▶ [EXERCISE]:
Will you output all of the data below exactly, omitting the images?

▶ [RECORDS FOR PROCESSING]:
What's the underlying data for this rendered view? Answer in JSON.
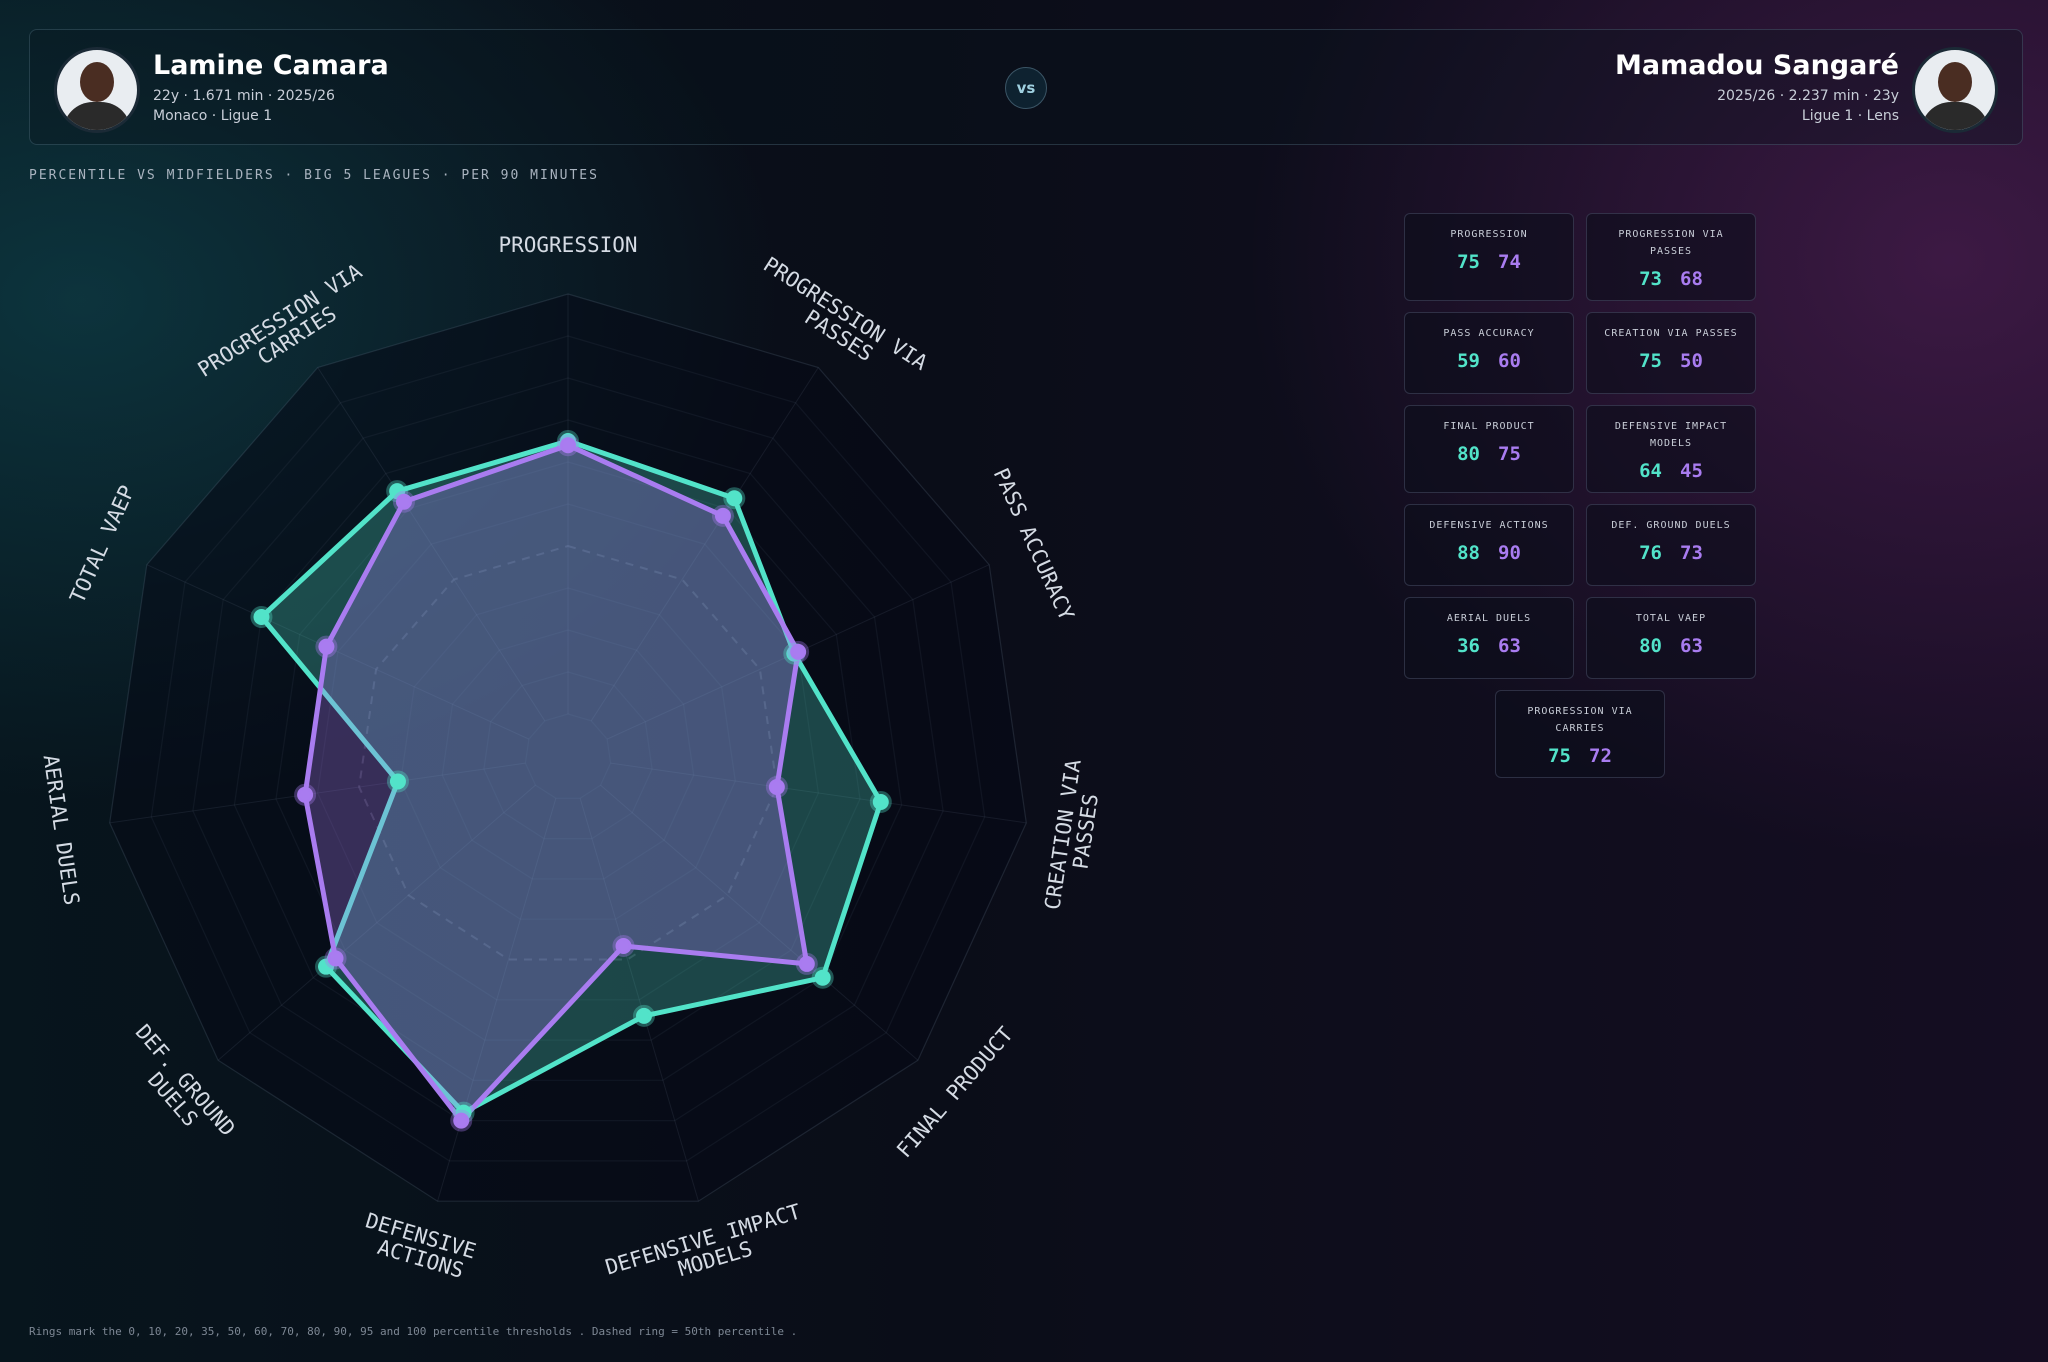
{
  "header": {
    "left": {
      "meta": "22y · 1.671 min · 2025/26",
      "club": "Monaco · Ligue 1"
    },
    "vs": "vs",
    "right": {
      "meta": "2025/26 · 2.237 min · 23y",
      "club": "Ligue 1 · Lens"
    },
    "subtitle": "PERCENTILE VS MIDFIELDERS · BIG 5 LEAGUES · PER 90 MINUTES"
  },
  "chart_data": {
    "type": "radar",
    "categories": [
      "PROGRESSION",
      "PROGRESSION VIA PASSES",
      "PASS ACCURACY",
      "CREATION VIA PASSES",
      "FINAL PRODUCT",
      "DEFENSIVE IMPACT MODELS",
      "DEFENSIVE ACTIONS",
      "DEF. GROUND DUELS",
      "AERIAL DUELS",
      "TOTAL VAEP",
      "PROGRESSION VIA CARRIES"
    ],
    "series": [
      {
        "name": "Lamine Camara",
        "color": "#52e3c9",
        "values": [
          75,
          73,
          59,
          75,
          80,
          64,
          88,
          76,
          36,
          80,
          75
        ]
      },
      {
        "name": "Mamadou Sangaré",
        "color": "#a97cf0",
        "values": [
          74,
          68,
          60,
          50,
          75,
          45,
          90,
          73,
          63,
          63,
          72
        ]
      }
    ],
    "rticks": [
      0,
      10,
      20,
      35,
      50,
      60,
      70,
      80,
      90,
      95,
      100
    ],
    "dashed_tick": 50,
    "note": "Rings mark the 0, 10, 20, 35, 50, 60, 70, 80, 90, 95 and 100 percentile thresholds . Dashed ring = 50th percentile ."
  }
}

▶ [TASK ANSWER]:
What's the underlying data for this rendered view? Answer in JSON.
{
  "header": {
    "left": {
      "meta": "22y · 1.671 min · 2025/26",
      "club": "Monaco · Ligue 1"
    },
    "vs": "vs",
    "right": {
      "meta": "2025/26 · 2.237 min · 23y",
      "club": "Ligue 1 · Lens"
    },
    "subtitle": "PERCENTILE VS MIDFIELDERS · BIG 5 LEAGUES · PER 90 MINUTES"
  },
  "chart_data": {
    "type": "radar",
    "categories": [
      "PROGRESSION",
      "PROGRESSION VIA PASSES",
      "PASS ACCURACY",
      "CREATION VIA PASSES",
      "FINAL PRODUCT",
      "DEFENSIVE IMPACT MODELS",
      "DEFENSIVE ACTIONS",
      "DEF. GROUND DUELS",
      "AERIAL DUELS",
      "TOTAL VAEP",
      "PROGRESSION VIA CARRIES"
    ],
    "series": [
      {
        "name": "Lamine Camara",
        "color": "#52e3c9",
        "values": [
          75,
          73,
          59,
          75,
          80,
          64,
          88,
          76,
          36,
          80,
          75
        ]
      },
      {
        "name": "Mamadou Sangaré",
        "color": "#a97cf0",
        "values": [
          74,
          68,
          60,
          50,
          75,
          45,
          90,
          73,
          63,
          63,
          72
        ]
      }
    ],
    "rticks": [
      0,
      10,
      20,
      35,
      50,
      60,
      70,
      80,
      90,
      95,
      100
    ],
    "dashed_tick": 50,
    "note": "Rings mark the 0, 10, 20, 35, 50, 60, 70, 80, 90, 95 and 100 percentile thresholds . Dashed ring = 50th percentile ."
  }
}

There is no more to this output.